EXERCISE
Copy out each line below that has the word "label" in it.

RAW RECORDS
---------------
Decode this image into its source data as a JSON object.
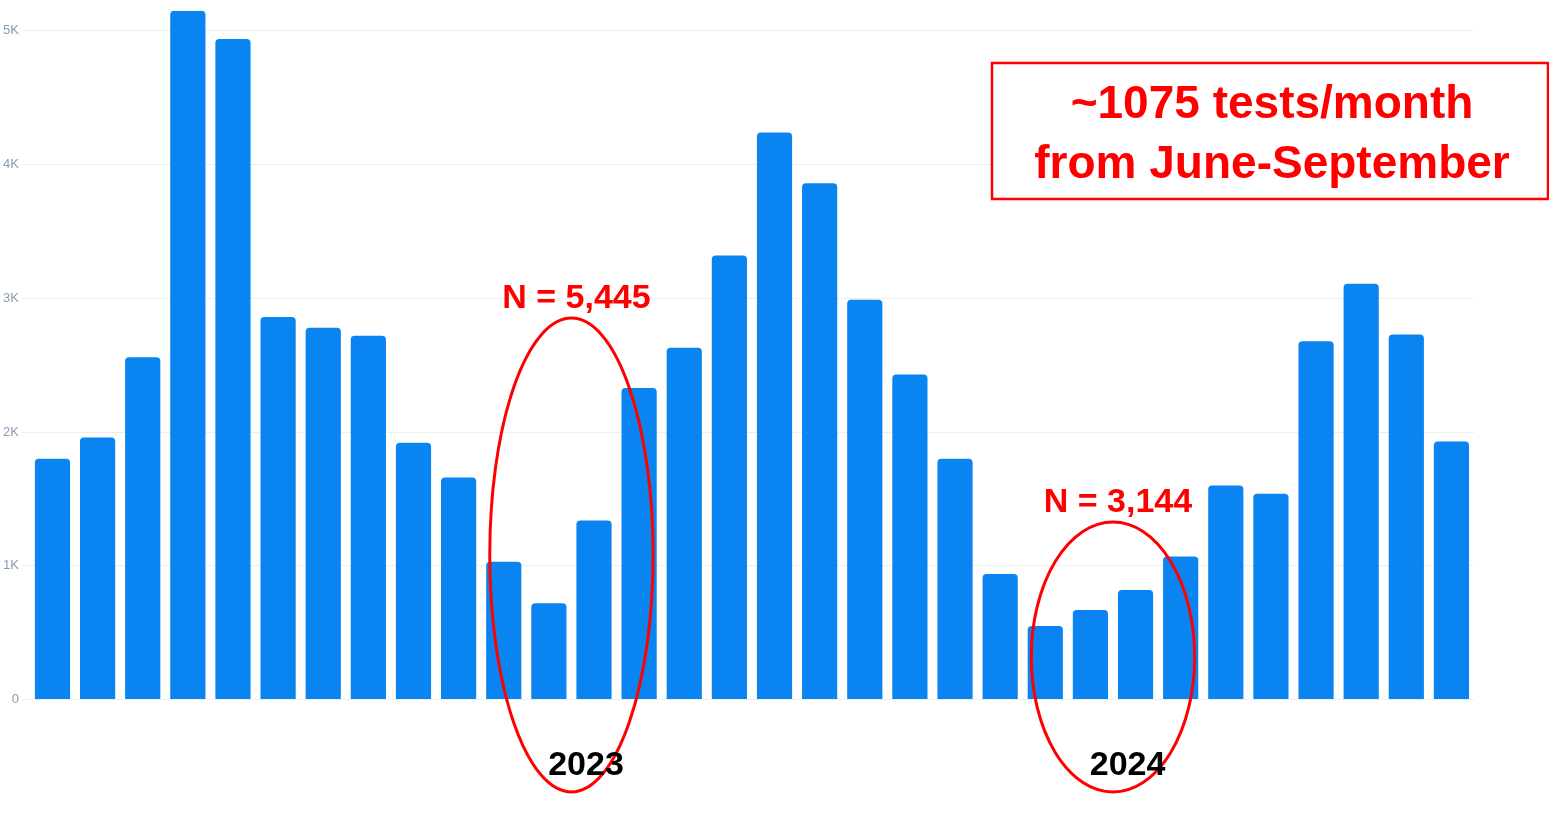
{
  "chart_data": {
    "type": "bar",
    "categories": [
      null,
      null,
      null,
      null,
      null,
      null,
      null,
      null,
      null,
      null,
      null,
      null,
      null,
      null,
      null,
      null,
      null,
      null,
      null,
      null,
      null,
      null,
      null,
      null,
      null,
      null,
      null,
      null,
      null,
      null,
      null,
      null
    ],
    "values": [
      1800,
      1960,
      2560,
      5150,
      4940,
      2860,
      2780,
      2720,
      1920,
      1660,
      1030,
      720,
      1340,
      2330,
      2630,
      3320,
      4240,
      3860,
      2990,
      2430,
      1800,
      940,
      550,
      670,
      820,
      1070,
      1600,
      1540,
      2680,
      3110,
      2730,
      1930
    ],
    "color": "#0a84f0",
    "ylim": [
      0,
      5150
    ],
    "yticks": [
      0,
      {
        "value": 1000,
        "label": "1K"
      },
      {
        "value": 2000,
        "label": "2K"
      },
      {
        "value": 3000,
        "label": "3K"
      },
      {
        "value": 4000,
        "label": "4K"
      },
      {
        "value": 5000,
        "label": "5K"
      }
    ],
    "grid": "y",
    "legend": false,
    "annotations": [
      "N = 5,445",
      "N = 3,144",
      "~1075 tests/month from June-September",
      "2023",
      "2024"
    ]
  }
}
---------------
SOLUTION
        "label": "1K"
        "label": "2K"
        "label": "3K"
        "label": "4K"
        "label": "5K"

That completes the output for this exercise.